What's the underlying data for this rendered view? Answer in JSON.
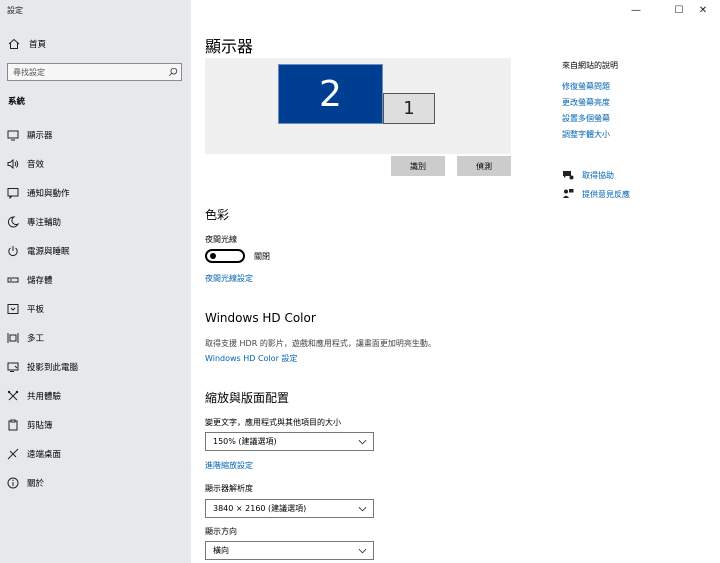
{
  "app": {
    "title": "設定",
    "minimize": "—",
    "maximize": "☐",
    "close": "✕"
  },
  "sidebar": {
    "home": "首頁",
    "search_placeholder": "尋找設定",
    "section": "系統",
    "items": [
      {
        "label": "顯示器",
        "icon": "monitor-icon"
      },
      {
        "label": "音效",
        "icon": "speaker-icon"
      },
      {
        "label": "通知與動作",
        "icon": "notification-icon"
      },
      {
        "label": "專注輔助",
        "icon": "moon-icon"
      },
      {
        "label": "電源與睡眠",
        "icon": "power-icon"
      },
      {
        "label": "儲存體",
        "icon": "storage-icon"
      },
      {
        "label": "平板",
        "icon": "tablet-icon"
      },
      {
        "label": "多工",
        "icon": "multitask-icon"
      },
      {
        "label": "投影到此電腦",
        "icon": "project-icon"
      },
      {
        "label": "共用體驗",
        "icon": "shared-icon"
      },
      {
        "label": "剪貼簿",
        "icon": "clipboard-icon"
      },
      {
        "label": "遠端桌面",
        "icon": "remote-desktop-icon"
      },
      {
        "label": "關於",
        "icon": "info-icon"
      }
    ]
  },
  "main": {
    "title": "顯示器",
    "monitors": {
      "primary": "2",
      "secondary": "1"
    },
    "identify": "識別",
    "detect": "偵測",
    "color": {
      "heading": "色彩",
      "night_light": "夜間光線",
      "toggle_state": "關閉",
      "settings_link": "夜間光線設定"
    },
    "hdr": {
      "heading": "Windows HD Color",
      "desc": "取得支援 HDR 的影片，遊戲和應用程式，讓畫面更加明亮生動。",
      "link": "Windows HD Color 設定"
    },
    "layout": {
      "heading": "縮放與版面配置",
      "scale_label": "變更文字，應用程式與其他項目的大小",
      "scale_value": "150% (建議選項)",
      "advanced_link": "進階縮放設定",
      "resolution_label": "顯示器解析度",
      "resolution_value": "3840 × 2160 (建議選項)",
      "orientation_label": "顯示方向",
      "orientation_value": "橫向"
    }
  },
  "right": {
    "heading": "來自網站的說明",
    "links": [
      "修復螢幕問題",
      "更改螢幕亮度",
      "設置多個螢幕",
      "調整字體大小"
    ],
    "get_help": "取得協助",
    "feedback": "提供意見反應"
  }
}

━━━━

* TASK GOAL: Single out each line of the records above with the string "heading" in it, and copy it.

* OUTPUT OF THE EXERCISE:
      "heading": "色彩",
      "heading": "Windows HD Color",
      "heading": "縮放與版面配置",
    "heading": "來自網站的說明",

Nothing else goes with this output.